Kenyon Institute
- Founder: Robert Mond
- Established: 1919
- Director: Toufic Haddad
- Formerly called: British School of Archaeology in Jerusalem
- Location: Sheikh Jarrah, Jerusalem
- Coordinates: 31°47′35″N 35°13′53″E﻿ / ﻿31.79295°N 35.23138°E
- Website: cbrl.org.uk

= Kenyon Institute =

British research institute in Jerusalem

The Kenyon Institute, previously known as the British School of Archaeology at Jerusalem (BSAJ), is a British research institute supporting humanities and social science studies in Israel and Palestine. It is part of the Council for British Research in the Levant (CBRL) and is supported by the British Academy.

==History==
The institute was established in 1919 as the British School of Archaeology in Jerusalem (BSAJ). The London-based Palestine Exploration Fund was instrumental in its foundation.

The first Director was British archaeologist John Garstang, and among its earliest students was architect-archaeologist George Horsfield, later Chief Inspector of Antiquities in British Mandate Transjordan. An excavation at Tughbah Caves by BSAJ student Francis Turville-Petre in 1925 yielded an important prehistoric find, the Galilee skull. Under Garstang's directorship, the BSAJ began excavations on Mount Ophel, Jerusalem, with the Palestine Exploration Fund.

Garstang resigned his post as Director of the BSAJ in 1926 and British archaeologist John Winter Crowfoot, who had trained at the British School at Athens, became the School's second Director. With his wife, Molly Crowfoot, a noted expert in textiles, crafts and botany, John Crowfoot conducted excavations at Mount Ophel, Jerusalem (1927–1929), Jerash (1928–1930) and Samaria (1930–1935). Dorothy Garrod, who excavated at Mount Carmel as a BSAJ student in 1929 along with Mary Kitson-Clark and Elinor Ewbank, produced evidence of the Natufian culture.

* * * *

GIVEN INSTRUCTION 1
Copy the Kenyon Institute text word for word from "Garstang resigned his" to "the Natufian culture.".
GIVEN INSTRUCTION 2
In the Kenyon Institute text, which London-based organization was instrumental in founding the institute in 1919?

RECORDED INFORMATION
* * * *

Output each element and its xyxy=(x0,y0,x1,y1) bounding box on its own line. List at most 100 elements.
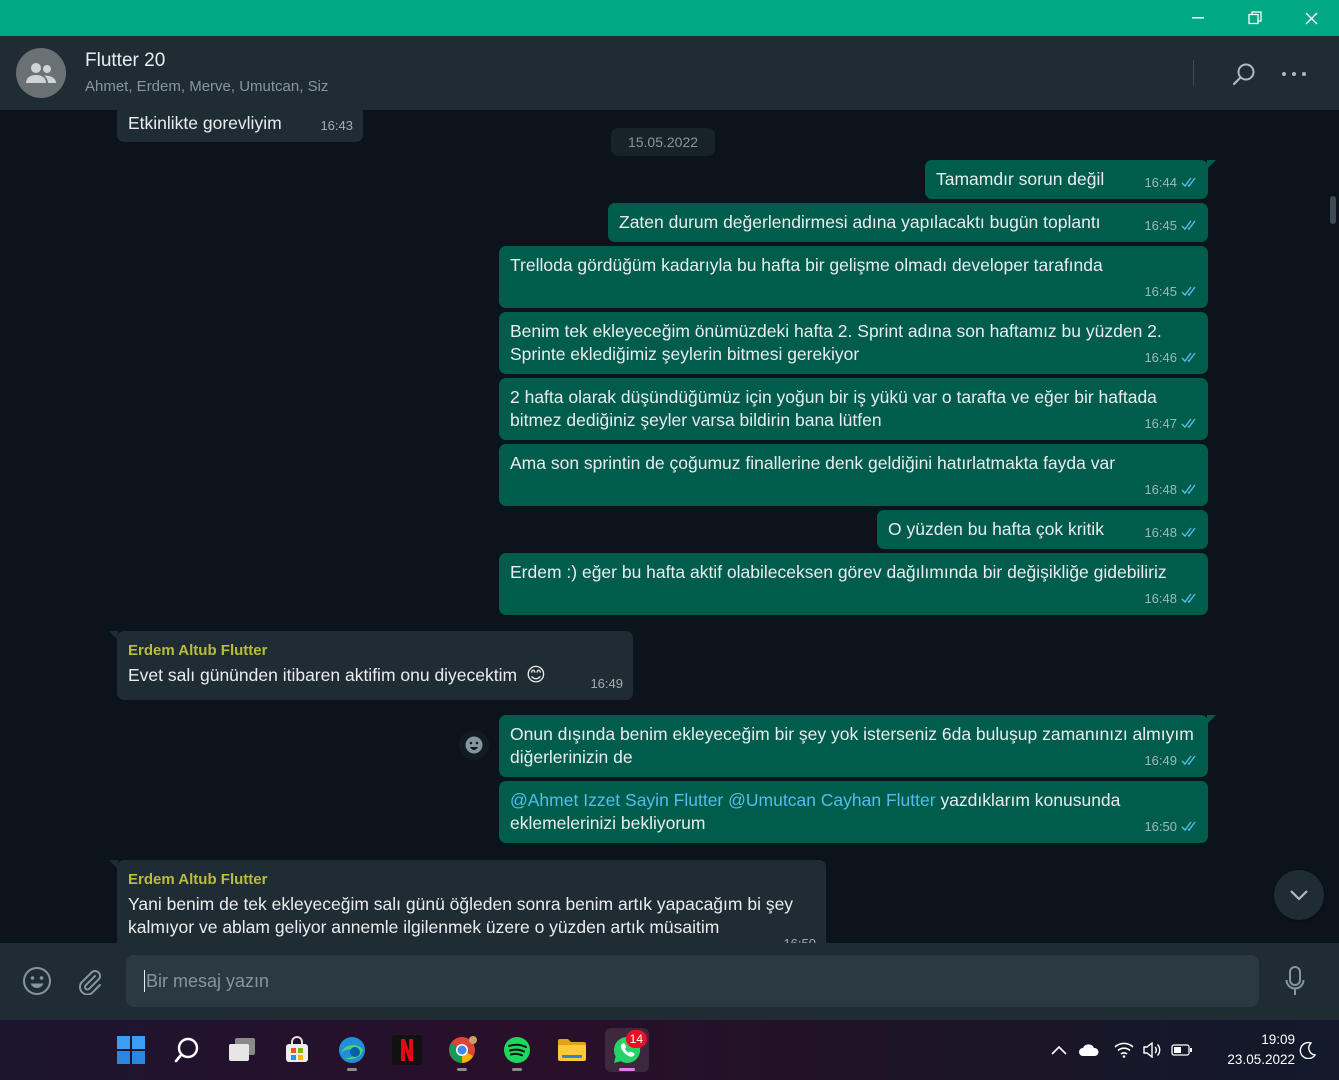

* * * *

EXPECTED OUTPUT 1
Garstang resigned his post as Director of the BSAJ in 1926 and British archaeologist John Winter Crowfoot, who had trained at the British School at Athens, became the School's second Director. With his wife, Molly Crowfoot, a noted expert in textiles, crafts and botany, John Crowfoot conducted excavations at Mount Ophel, Jerusalem (1927–1929), Jerash (1928–1930) and Samaria (1930–1935). Dorothy Garrod, who excavated at Mount Carmel as a BSAJ student in 1929 along with Mary Kitson-Clark and Elinor Ewbank, produced evidence of the Natufian culture.

EXPECTED OUTPUT 2
The Palestine Exploration Fund.